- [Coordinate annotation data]
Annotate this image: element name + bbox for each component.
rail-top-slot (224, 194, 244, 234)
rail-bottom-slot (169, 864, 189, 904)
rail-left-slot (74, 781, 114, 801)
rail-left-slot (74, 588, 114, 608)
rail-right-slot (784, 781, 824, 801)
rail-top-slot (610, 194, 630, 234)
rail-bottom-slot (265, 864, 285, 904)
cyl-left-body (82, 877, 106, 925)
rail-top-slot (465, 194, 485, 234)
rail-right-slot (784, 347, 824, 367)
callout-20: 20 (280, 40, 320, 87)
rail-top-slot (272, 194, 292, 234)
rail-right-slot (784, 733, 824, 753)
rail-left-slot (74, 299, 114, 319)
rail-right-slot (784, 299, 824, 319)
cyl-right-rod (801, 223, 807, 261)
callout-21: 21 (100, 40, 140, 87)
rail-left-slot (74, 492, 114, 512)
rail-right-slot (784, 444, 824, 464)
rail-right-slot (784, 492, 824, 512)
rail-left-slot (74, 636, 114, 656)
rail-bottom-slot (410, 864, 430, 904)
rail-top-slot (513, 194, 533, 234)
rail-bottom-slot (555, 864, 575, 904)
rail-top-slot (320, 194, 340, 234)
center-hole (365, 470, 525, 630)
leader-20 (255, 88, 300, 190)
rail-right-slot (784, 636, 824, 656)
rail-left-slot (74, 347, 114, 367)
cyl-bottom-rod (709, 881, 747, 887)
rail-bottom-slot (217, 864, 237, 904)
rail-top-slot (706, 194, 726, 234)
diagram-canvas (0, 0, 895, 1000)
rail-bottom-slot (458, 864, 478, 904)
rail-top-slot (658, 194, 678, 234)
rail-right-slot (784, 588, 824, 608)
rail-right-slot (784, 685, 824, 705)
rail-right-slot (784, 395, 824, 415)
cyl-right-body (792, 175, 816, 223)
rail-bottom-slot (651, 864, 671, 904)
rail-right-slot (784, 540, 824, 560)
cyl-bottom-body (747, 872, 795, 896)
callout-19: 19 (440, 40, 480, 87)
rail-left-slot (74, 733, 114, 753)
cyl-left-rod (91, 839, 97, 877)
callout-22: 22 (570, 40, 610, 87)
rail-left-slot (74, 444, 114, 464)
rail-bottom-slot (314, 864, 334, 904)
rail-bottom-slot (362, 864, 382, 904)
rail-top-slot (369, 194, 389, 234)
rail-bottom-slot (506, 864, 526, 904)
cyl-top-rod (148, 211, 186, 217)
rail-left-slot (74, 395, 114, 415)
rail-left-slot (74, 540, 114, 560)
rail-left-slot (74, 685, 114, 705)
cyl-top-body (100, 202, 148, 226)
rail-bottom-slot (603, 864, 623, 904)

- [The task]
Copy out every line of the data above, character for character, with nothing changed.

- [Expected output]
Annotate this image: element name + bbox for each component.
rail-top-slot (224, 194, 244, 234)
rail-bottom-slot (169, 864, 189, 904)
rail-left-slot (74, 781, 114, 801)
rail-left-slot (74, 588, 114, 608)
rail-right-slot (784, 781, 824, 801)
rail-top-slot (610, 194, 630, 234)
rail-bottom-slot (265, 864, 285, 904)
cyl-left-body (82, 877, 106, 925)
rail-top-slot (465, 194, 485, 234)
rail-right-slot (784, 347, 824, 367)
callout-20: 20 (280, 40, 320, 87)
rail-top-slot (272, 194, 292, 234)
rail-right-slot (784, 733, 824, 753)
rail-left-slot (74, 299, 114, 319)
rail-right-slot (784, 299, 824, 319)
cyl-right-rod (801, 223, 807, 261)
callout-21: 21 (100, 40, 140, 87)
rail-left-slot (74, 492, 114, 512)
rail-right-slot (784, 444, 824, 464)
rail-right-slot (784, 492, 824, 512)
rail-left-slot (74, 636, 114, 656)
rail-bottom-slot (410, 864, 430, 904)
rail-top-slot (513, 194, 533, 234)
rail-bottom-slot (555, 864, 575, 904)
rail-top-slot (320, 194, 340, 234)
center-hole (365, 470, 525, 630)
leader-20 (255, 88, 300, 190)
rail-right-slot (784, 636, 824, 656)
rail-left-slot (74, 347, 114, 367)
cyl-bottom-rod (709, 881, 747, 887)
rail-bottom-slot (217, 864, 237, 904)
rail-top-slot (706, 194, 726, 234)
diagram-canvas (0, 0, 895, 1000)
rail-bottom-slot (458, 864, 478, 904)
rail-top-slot (658, 194, 678, 234)
rail-right-slot (784, 588, 824, 608)
rail-right-slot (784, 685, 824, 705)
rail-right-slot (784, 395, 824, 415)
cyl-right-body (792, 175, 816, 223)
rail-bottom-slot (651, 864, 671, 904)
rail-right-slot (784, 540, 824, 560)
cyl-bottom-body (747, 872, 795, 896)
callout-19: 19 (440, 40, 480, 87)
rail-left-slot (74, 733, 114, 753)
cyl-left-rod (91, 839, 97, 877)
callout-22: 22 (570, 40, 610, 87)
rail-left-slot (74, 444, 114, 464)
rail-bottom-slot (314, 864, 334, 904)
rail-bottom-slot (362, 864, 382, 904)
rail-top-slot (369, 194, 389, 234)
rail-bottom-slot (506, 864, 526, 904)
cyl-top-rod (148, 211, 186, 217)
rail-left-slot (74, 395, 114, 415)
rail-left-slot (74, 540, 114, 560)
rail-left-slot (74, 685, 114, 705)
cyl-top-body (100, 202, 148, 226)
rail-bottom-slot (603, 864, 623, 904)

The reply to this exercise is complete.